[REQUIREMENTS]
Copy the following lines word for word, from the first to the last, with nothing changed or left out.

>> START SOURCE MATERIAL

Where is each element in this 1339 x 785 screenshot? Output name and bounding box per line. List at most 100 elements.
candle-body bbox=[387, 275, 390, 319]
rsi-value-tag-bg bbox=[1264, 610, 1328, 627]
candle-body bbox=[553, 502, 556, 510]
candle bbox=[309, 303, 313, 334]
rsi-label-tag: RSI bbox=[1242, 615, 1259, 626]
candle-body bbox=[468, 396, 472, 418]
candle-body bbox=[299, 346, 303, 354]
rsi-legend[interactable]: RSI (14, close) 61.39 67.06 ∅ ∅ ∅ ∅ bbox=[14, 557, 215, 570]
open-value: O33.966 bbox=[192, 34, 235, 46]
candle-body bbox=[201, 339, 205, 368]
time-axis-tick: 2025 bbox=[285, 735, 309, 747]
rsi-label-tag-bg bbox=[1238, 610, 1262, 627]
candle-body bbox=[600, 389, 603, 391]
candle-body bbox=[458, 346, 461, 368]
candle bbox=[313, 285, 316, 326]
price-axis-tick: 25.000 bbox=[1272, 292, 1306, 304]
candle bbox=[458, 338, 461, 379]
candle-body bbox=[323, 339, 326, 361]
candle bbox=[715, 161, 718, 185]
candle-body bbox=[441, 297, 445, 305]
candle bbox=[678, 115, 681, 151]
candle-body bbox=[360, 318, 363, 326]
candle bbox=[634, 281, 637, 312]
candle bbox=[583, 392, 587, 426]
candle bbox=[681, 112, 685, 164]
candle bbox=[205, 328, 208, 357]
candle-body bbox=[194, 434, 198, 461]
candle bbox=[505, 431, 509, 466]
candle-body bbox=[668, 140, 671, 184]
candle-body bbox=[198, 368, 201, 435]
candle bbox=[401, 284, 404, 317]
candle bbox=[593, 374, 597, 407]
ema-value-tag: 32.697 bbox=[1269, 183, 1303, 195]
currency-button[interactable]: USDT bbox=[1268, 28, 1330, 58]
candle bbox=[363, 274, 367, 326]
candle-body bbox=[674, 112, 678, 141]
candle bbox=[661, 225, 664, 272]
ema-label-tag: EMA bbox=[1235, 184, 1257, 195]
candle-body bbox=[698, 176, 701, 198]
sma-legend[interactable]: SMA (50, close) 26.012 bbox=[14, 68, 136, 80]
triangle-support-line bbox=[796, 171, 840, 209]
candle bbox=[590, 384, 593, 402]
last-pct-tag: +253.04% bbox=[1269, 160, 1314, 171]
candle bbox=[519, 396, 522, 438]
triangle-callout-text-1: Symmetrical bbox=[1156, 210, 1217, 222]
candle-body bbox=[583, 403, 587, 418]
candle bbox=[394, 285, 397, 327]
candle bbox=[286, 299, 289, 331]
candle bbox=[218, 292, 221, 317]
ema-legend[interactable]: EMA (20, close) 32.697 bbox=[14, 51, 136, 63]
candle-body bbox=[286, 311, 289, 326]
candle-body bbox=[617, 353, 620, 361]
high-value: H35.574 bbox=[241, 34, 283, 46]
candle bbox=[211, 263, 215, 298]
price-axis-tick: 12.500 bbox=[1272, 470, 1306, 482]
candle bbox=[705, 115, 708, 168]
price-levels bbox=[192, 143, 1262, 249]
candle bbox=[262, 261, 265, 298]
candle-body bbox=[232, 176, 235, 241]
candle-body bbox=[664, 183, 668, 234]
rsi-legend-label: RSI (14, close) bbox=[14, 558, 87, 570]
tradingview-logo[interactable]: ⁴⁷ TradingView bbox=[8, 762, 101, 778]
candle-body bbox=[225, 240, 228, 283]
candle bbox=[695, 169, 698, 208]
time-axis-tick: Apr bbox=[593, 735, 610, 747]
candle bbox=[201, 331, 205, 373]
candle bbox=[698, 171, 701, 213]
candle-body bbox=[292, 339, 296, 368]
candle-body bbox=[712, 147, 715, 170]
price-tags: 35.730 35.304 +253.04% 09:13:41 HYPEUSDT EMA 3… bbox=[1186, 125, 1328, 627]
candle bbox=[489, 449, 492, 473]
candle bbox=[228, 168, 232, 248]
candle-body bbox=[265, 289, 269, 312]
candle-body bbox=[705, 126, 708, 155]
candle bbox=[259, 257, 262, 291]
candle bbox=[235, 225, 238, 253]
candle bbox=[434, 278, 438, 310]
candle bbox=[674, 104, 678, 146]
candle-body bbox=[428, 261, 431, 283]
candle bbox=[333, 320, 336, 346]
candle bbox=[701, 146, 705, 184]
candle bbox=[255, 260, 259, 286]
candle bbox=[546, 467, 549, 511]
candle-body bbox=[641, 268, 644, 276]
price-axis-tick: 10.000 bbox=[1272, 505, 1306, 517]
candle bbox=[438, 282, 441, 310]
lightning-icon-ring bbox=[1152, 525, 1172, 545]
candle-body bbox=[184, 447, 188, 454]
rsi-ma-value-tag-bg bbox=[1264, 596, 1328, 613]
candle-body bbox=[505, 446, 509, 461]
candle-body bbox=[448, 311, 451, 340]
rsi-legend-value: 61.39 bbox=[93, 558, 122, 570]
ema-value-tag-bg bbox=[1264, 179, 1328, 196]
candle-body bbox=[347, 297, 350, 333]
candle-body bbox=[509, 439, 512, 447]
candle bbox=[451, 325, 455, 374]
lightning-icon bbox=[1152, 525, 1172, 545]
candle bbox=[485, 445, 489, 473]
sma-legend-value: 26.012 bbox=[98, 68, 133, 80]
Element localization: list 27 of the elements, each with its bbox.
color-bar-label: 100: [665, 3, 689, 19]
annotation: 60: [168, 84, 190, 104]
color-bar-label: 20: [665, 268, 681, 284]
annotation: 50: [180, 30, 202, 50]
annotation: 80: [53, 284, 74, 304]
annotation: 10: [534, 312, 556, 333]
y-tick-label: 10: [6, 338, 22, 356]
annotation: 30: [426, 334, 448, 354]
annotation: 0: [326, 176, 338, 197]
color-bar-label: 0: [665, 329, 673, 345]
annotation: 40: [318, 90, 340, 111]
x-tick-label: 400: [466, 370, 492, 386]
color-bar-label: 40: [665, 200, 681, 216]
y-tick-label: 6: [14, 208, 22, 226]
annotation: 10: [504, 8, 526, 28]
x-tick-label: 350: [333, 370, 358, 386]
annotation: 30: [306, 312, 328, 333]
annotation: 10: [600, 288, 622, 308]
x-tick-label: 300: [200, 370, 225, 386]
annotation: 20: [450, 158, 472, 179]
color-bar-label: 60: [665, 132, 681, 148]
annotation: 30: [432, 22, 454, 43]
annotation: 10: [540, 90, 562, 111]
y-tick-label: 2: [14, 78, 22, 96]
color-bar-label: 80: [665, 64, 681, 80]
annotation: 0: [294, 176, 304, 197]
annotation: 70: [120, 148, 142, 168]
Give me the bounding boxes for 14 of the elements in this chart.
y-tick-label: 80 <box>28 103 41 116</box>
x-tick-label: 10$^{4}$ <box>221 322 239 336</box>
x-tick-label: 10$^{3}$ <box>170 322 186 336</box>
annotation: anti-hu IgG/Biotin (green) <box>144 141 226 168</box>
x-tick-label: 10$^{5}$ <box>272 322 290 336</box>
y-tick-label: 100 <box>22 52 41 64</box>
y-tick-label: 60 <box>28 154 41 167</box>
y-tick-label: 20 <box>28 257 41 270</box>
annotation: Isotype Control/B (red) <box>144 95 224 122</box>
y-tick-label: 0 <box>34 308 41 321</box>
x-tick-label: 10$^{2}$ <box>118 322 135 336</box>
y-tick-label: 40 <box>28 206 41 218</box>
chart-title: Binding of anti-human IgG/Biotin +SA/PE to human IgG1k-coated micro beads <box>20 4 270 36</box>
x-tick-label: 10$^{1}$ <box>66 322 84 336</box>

>> END SOURCE MATERIAL

[ANSWER TO THE PROBLEM]
Where is each element in this 1339 x 785 screenshot? Output name and bounding box per line. List at most 100 elements.
candle-body bbox=[387, 275, 390, 319]
rsi-value-tag-bg bbox=[1264, 610, 1328, 627]
candle-body bbox=[553, 502, 556, 510]
candle bbox=[309, 303, 313, 334]
rsi-label-tag: RSI bbox=[1242, 615, 1259, 626]
candle-body bbox=[468, 396, 472, 418]
candle-body bbox=[299, 346, 303, 354]
rsi-legend[interactable]: RSI (14, close) 61.39 67.06 ∅ ∅ ∅ ∅ bbox=[14, 557, 215, 570]
open-value: O33.966 bbox=[192, 34, 235, 46]
candle-body bbox=[201, 339, 205, 368]
time-axis-tick: 2025 bbox=[285, 735, 309, 747]
rsi-label-tag-bg bbox=[1238, 610, 1262, 627]
candle-body bbox=[600, 389, 603, 391]
candle-body bbox=[458, 346, 461, 368]
candle bbox=[313, 285, 316, 326]
price-axis-tick: 25.000 bbox=[1272, 292, 1306, 304]
candle bbox=[458, 338, 461, 379]
candle-body bbox=[323, 339, 326, 361]
candle bbox=[715, 161, 718, 185]
candle-body bbox=[441, 297, 445, 305]
candle bbox=[678, 115, 681, 151]
candle-body bbox=[360, 318, 363, 326]
candle bbox=[634, 281, 637, 312]
candle bbox=[583, 392, 587, 426]
candle bbox=[681, 112, 685, 164]
candle bbox=[205, 328, 208, 357]
candle-body bbox=[194, 434, 198, 461]
candle bbox=[505, 431, 509, 466]
candle-body bbox=[668, 140, 671, 184]
candle-body bbox=[198, 368, 201, 435]
candle bbox=[401, 284, 404, 317]
candle bbox=[593, 374, 597, 407]
ema-value-tag: 32.697 bbox=[1269, 183, 1303, 195]
currency-button[interactable]: USDT bbox=[1268, 28, 1330, 58]
candle bbox=[363, 274, 367, 326]
candle-body bbox=[674, 112, 678, 141]
candle bbox=[661, 225, 664, 272]
ema-label-tag: EMA bbox=[1235, 184, 1257, 195]
candle-body bbox=[698, 176, 701, 198]
sma-legend[interactable]: SMA (50, close) 26.012 bbox=[14, 68, 136, 80]
triangle-support-line bbox=[796, 171, 840, 209]
candle bbox=[590, 384, 593, 402]
last-pct-tag: +253.04% bbox=[1269, 160, 1314, 171]
candle bbox=[519, 396, 522, 438]
triangle-callout-text-1: Symmetrical bbox=[1156, 210, 1217, 222]
candle-body bbox=[583, 403, 587, 418]
candle bbox=[394, 285, 397, 327]
candle bbox=[286, 299, 289, 331]
candle bbox=[218, 292, 221, 317]
ema-legend[interactable]: EMA (20, close) 32.697 bbox=[14, 51, 136, 63]
candle-body bbox=[286, 311, 289, 326]
candle-body bbox=[617, 353, 620, 361]
high-value: H35.574 bbox=[241, 34, 283, 46]
candle bbox=[211, 263, 215, 298]
price-axis-tick: 12.500 bbox=[1272, 470, 1306, 482]
candle bbox=[705, 115, 708, 168]
price-levels bbox=[192, 143, 1262, 249]
candle bbox=[262, 261, 265, 298]
candle-body bbox=[232, 176, 235, 241]
candle-body bbox=[664, 183, 668, 234]
rsi-legend-label: RSI (14, close) bbox=[14, 558, 87, 570]
tradingview-logo[interactable]: ⁴⁷ TradingView bbox=[8, 762, 101, 778]
candle-body bbox=[225, 240, 228, 283]
candle bbox=[695, 169, 698, 208]
time-axis-tick: Apr bbox=[593, 735, 610, 747]
candle bbox=[201, 331, 205, 373]
candle bbox=[698, 171, 701, 213]
candle-body bbox=[292, 339, 296, 368]
candle-body bbox=[712, 147, 715, 170]
price-tags: 35.730 35.304 +253.04% 09:13:41 HYPEUSDT EMA 3… bbox=[1186, 125, 1328, 627]
candle bbox=[489, 449, 492, 473]
candle bbox=[228, 168, 232, 248]
candle-body bbox=[265, 289, 269, 312]
candle-body bbox=[705, 126, 708, 155]
candle bbox=[259, 257, 262, 291]
candle bbox=[235, 225, 238, 253]
candle bbox=[434, 278, 438, 310]
candle bbox=[674, 104, 678, 146]
candle-body bbox=[428, 261, 431, 283]
candle bbox=[333, 320, 336, 346]
candle bbox=[701, 146, 705, 184]
candle bbox=[255, 260, 259, 286]
candle bbox=[546, 467, 549, 511]
candle-body bbox=[641, 268, 644, 276]
price-axis-tick: 10.000 bbox=[1272, 505, 1306, 517]
candle bbox=[438, 282, 441, 310]
lightning-icon-ring bbox=[1152, 525, 1172, 545]
candle-body bbox=[184, 447, 188, 454]
rsi-ma-value-tag-bg bbox=[1264, 596, 1328, 613]
candle-body bbox=[505, 446, 509, 461]
candle-body bbox=[448, 311, 451, 340]
rsi-legend-value: 61.39 bbox=[93, 558, 122, 570]
ema-value-tag-bg bbox=[1264, 179, 1328, 196]
candle-body bbox=[347, 297, 350, 333]
candle-body bbox=[509, 439, 512, 447]
candle bbox=[451, 325, 455, 374]
lightning-icon bbox=[1152, 525, 1172, 545]
candle bbox=[485, 445, 489, 473]
sma-legend-value: 26.012 bbox=[98, 68, 133, 80]
Element localization: list 27 of the elements, each with its bbox.
color-bar-label: 100: [665, 3, 689, 19]
annotation: 60: [168, 84, 190, 104]
color-bar-label: 20: [665, 268, 681, 284]
annotation: 50: [180, 30, 202, 50]
annotation: 80: [53, 284, 74, 304]
annotation: 10: [534, 312, 556, 333]
y-tick-label: 10: [6, 338, 22, 356]
annotation: 30: [426, 334, 448, 354]
annotation: 0: [326, 176, 338, 197]
color-bar-label: 0: [665, 329, 673, 345]
annotation: 40: [318, 90, 340, 111]
x-tick-label: 400: [466, 370, 492, 386]
color-bar-label: 40: [665, 200, 681, 216]
y-tick-label: 6: [14, 208, 22, 226]
annotation: 10: [504, 8, 526, 28]
x-tick-label: 350: [333, 370, 358, 386]
annotation: 30: [306, 312, 328, 333]
annotation: 10: [600, 288, 622, 308]
x-tick-label: 300: [200, 370, 225, 386]
annotation: 20: [450, 158, 472, 179]
color-bar-label: 60: [665, 132, 681, 148]
annotation: 30: [432, 22, 454, 43]
annotation: 10: [540, 90, 562, 111]
y-tick-label: 2: [14, 78, 22, 96]
color-bar-label: 80: [665, 64, 681, 80]
annotation: 0: [294, 176, 304, 197]
annotation: 70: [120, 148, 142, 168]
Give me the bounding boxes for 14 of the elements in this chart.
y-tick-label: 80 <box>28 103 41 116</box>
x-tick-label: 10$^{4}$ <box>221 322 239 336</box>
x-tick-label: 10$^{3}$ <box>170 322 186 336</box>
annotation: anti-hu IgG/Biotin (green) <box>144 141 226 168</box>
x-tick-label: 10$^{5}$ <box>272 322 290 336</box>
y-tick-label: 100 <box>22 52 41 64</box>
y-tick-label: 60 <box>28 154 41 167</box>
y-tick-label: 20 <box>28 257 41 270</box>
annotation: Isotype Control/B (red) <box>144 95 224 122</box>
y-tick-label: 0 <box>34 308 41 321</box>
x-tick-label: 10$^{2}$ <box>118 322 135 336</box>
y-tick-label: 40 <box>28 206 41 218</box>
chart-title: Binding of anti-human IgG/Biotin +SA/PE to human IgG1k-coated micro beads <box>20 4 270 36</box>
x-tick-label: 10$^{1}$ <box>66 322 84 336</box>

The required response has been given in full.